═══ DOCUMENT EXCERPT ═══

Mizo Zirlai Pawl (lit. Mizo students' Association) is a Mizo multinational student organization and apex students body in Mizoram state. Established on 27 October 1935 in Shillong by Mizo earlier educated students. Originally as the Lushai Students Association (LSA), which was later replaced with the "Mizo Zirlai Pawl" (Mizo Students Association) on 1 September 1946. As Mizoram State government notified MZP raising day 27 October was observed as "Zirlaite Ni" (Students' Day) from 2008 in Mizoram. It was registered as SR No. 35 of 1969–70 under Indian Societies Registration Act. Its general headquarters is in the state capital of Mizoram, Aizawl. And it has 12 headquarters inside and outside of Mizoram state, such as Churachandpur (in Manipur), Behliangchhip (in Tripura), and in Mizoram state - Serchhip, Biate, Champhai, Darlawn, Kolasib, Mamit, Zawlnuam, Saitual, Lunglei and Khawzawl. It has 50 Sub-Headquarters and many branches.

Scope
The following Mizo (used as an umbrella term for all peoples who speak one of the Mizo languages) student organizations are affiliated to it:
Lai Students' Association (LSA)
Mizoram Bawm Students' Association (MBSA)
Pang zirlai Pawl (PZP)
Mara Students' Organization (MSO)
Ranglong Students' Union (RSU)
Thado-Kuki Students' Union (TKSU)
Siamsinpawlpi (SSPP)

It is itself a constituent unit of North-East Students' Organisation (NESO)

═══ DATASET EXCERPTS ═══

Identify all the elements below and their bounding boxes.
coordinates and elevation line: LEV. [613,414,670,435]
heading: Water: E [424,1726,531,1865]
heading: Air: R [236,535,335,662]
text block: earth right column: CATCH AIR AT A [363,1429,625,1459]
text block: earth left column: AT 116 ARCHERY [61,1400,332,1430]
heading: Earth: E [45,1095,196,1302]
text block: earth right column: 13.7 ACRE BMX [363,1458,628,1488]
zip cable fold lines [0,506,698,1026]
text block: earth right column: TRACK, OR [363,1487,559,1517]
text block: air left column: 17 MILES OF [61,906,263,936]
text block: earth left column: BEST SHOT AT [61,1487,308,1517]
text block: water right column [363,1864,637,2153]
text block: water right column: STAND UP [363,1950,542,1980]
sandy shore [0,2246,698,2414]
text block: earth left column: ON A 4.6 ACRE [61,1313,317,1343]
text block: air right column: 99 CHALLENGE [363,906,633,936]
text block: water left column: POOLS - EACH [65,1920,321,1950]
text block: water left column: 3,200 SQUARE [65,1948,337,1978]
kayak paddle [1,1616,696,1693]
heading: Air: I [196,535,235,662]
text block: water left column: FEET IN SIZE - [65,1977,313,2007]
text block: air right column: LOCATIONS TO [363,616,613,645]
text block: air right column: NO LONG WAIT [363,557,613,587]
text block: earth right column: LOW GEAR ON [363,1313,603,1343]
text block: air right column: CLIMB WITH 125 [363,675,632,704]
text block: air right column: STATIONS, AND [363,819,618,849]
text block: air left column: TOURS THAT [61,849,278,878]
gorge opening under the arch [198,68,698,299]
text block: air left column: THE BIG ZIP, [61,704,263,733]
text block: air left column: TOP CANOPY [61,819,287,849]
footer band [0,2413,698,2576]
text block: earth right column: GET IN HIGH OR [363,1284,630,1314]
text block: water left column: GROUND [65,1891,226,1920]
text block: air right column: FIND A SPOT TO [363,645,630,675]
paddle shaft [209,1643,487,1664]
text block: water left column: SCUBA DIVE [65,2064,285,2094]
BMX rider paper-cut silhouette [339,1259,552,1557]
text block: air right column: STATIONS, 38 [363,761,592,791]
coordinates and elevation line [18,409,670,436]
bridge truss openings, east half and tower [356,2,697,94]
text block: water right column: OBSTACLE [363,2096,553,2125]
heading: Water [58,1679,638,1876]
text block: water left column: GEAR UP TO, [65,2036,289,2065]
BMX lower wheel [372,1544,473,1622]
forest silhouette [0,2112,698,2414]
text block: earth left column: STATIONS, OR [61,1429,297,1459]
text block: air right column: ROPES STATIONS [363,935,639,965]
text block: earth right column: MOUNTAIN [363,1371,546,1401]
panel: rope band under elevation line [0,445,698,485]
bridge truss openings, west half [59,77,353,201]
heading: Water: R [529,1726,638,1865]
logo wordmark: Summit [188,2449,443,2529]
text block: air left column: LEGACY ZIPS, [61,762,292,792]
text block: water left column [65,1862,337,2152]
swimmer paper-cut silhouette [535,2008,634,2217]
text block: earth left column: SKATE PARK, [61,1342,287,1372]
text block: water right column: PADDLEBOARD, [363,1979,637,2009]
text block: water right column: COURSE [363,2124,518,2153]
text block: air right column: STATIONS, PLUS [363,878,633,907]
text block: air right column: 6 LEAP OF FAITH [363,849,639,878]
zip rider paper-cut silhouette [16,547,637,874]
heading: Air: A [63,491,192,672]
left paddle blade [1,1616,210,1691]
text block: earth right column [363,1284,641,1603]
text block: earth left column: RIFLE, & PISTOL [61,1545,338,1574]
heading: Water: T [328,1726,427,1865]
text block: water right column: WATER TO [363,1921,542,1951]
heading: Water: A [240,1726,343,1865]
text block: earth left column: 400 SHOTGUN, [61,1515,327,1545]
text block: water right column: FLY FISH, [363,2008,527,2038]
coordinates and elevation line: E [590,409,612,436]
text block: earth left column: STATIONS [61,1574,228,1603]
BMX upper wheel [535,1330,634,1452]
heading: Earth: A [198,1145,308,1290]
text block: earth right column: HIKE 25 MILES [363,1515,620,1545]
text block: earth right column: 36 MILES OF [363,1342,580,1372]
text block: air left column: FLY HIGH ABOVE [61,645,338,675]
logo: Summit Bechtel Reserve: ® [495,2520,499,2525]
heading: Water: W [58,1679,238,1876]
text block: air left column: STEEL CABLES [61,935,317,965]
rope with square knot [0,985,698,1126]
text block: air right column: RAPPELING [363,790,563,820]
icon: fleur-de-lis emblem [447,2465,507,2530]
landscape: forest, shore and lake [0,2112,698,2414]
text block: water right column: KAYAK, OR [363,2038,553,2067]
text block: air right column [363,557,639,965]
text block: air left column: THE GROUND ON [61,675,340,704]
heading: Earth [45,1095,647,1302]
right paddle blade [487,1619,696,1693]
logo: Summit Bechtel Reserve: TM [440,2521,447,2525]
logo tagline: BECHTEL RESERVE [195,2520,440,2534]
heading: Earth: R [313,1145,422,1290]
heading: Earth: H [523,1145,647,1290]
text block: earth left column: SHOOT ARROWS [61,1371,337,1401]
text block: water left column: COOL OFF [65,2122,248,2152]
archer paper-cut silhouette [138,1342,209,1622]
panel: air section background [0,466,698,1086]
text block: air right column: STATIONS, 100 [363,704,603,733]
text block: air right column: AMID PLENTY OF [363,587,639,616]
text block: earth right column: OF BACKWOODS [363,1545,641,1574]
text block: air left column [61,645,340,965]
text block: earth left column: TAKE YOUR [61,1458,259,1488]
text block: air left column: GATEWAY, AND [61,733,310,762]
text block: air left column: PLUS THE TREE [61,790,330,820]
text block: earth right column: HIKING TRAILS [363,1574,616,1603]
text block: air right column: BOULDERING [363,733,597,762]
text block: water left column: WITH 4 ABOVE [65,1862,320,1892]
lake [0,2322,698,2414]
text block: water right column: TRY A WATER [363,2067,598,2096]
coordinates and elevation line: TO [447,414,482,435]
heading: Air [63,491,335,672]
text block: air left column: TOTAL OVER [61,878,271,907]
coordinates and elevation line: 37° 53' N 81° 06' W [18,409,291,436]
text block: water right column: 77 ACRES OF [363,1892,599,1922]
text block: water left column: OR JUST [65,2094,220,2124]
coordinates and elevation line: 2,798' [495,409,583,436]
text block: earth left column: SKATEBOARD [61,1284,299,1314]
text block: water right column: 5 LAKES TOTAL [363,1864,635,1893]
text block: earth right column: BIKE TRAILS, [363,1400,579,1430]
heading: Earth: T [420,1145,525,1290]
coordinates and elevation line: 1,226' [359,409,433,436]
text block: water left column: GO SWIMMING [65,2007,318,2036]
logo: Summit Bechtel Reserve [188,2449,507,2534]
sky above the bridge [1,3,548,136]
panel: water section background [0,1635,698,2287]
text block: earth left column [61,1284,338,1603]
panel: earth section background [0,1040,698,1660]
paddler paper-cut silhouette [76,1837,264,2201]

═══

> **WORK INSTRUCTIONS**:
• 1. List the student organizations that the Mizo Zirlai Pawl text names as affiliated to it.
• 2. According to the Mizo Zirlai Pawl text, on what date was the organization established?
• 3. Print the Mizo Zirlai Pawl text from "Mara Students' Organization" up to and including "Students' Organisation (NESO)".
Rely only on the Mizo Zirlai Pawl text, not on the rows.

> **FULL SOLUTIONS**:
• 1.
Lai Students' Association (LSA)
Mizoram Bawm Students' Association (MBSA)
Pang zirlai Pawl (PZP)
Mara Students' Organization (MSO)
Ranglong Students' Union (RSU)
Thado-Kuki Students' Union (TKSU)
Siamsinpawlpi (SSPP)

• 2. 27 October 1935

• 3.
Mara Students' Organization (MSO)
Ranglong Students' Union (RSU)
Thado-Kuki Students' Union (TKSU)
Siamsinpawlpi (SSPP)

It is itself a constituent unit of North-East Students' Organisation (NESO)